Task data:
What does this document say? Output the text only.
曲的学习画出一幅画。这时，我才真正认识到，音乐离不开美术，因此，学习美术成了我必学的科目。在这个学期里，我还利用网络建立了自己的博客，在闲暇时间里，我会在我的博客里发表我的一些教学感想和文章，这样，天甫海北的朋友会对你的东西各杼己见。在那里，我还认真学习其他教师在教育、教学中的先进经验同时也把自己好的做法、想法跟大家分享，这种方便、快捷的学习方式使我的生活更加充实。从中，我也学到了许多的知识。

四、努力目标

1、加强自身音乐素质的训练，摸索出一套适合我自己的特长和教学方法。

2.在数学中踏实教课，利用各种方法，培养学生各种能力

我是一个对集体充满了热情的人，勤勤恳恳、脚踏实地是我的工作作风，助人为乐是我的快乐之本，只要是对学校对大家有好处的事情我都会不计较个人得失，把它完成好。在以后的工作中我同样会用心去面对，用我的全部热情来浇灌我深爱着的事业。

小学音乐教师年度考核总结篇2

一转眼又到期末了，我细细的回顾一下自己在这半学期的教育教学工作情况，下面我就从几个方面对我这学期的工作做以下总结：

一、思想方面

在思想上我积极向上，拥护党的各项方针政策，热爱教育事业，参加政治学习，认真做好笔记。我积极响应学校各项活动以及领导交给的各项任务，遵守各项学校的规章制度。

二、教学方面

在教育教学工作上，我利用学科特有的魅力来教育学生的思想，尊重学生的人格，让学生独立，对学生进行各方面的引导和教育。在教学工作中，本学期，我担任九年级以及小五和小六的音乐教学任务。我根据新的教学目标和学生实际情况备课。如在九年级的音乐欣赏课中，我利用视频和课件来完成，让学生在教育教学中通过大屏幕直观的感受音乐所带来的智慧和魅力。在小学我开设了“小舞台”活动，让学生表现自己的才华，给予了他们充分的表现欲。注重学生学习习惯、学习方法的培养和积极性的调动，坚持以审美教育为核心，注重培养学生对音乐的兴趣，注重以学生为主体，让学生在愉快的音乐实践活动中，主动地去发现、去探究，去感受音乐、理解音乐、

What you have to do:
Retype the listing above in full, with no alterations.

Written response:
What does this document say? Output the text only.
曲的学习画出一幅画。这时，我才真正认识到，音乐离不开美术，因此，学习美术成了我必学的科目。在这个学期里，我还利用网络建立了自己的博客，在闲暇时间里，我会在我的博客里发表我的一些教学感想和文章，这样，天甫海北的朋友会对你的东西各杼己见。在那里，我还认真学习其他教师在教育、教学中的先进经验同时也把自己好的做法、想法跟大家分享，这种方便、快捷的学习方式使我的生活更加充实。从中，我也学到了许多的知识。

四、努力目标

1、加强自身音乐素质的训练，摸索出一套适合我自己的特长和教学方法。

2.在数学中踏实教课，利用各种方法，培养学生各种能力

我是一个对集体充满了热情的人，勤勤恳恳、脚踏实地是我的工作作风，助人为乐是我的快乐之本，只要是对学校对大家有好处的事情我都会不计较个人得失，把它完成好。在以后的工作中我同样会用心去面对，用我的全部热情来浇灌我深爱着的事业。

小学音乐教师年度考核总结篇2

一转眼又到期末了，我细细的回顾一下自己在这半学期的教育教学工作情况，下面我就从几个方面对我这学期的工作做以下总结：

一、思想方面

在思想上我积极向上，拥护党的各项方针政策，热爱教育事业，参加政治学习，认真做好笔记。我积极响应学校各项活动以及领导交给的各项任务，遵守各项学校的规章制度。

二、教学方面

在教育教学工作上，我利用学科特有的魅力来教育学生的思想，尊重学生的人格，让学生独立，对学生进行各方面的引导和教育。在教学工作中，本学期，我担任九年级以及小五和小六的音乐教学任务。我根据新的教学目标和学生实际情况备课。如在九年级的音乐欣赏课中，我利用视频和课件来完成，让学生在教育教学中通过大屏幕直观的感受音乐所带来的智慧和魅力。在小学我开设了“小舞台”活动，让学生表现自己的才华，给予了他们充分的表现欲。注重学生学习习惯、学习方法的培养和积极性的调动，坚持以审美教育为核心，注重培养学生对音乐的兴趣，注重以学生为主体，让学生在愉快的音乐实践活动中，主动地去发现、去探究，去感受音乐、理解音乐、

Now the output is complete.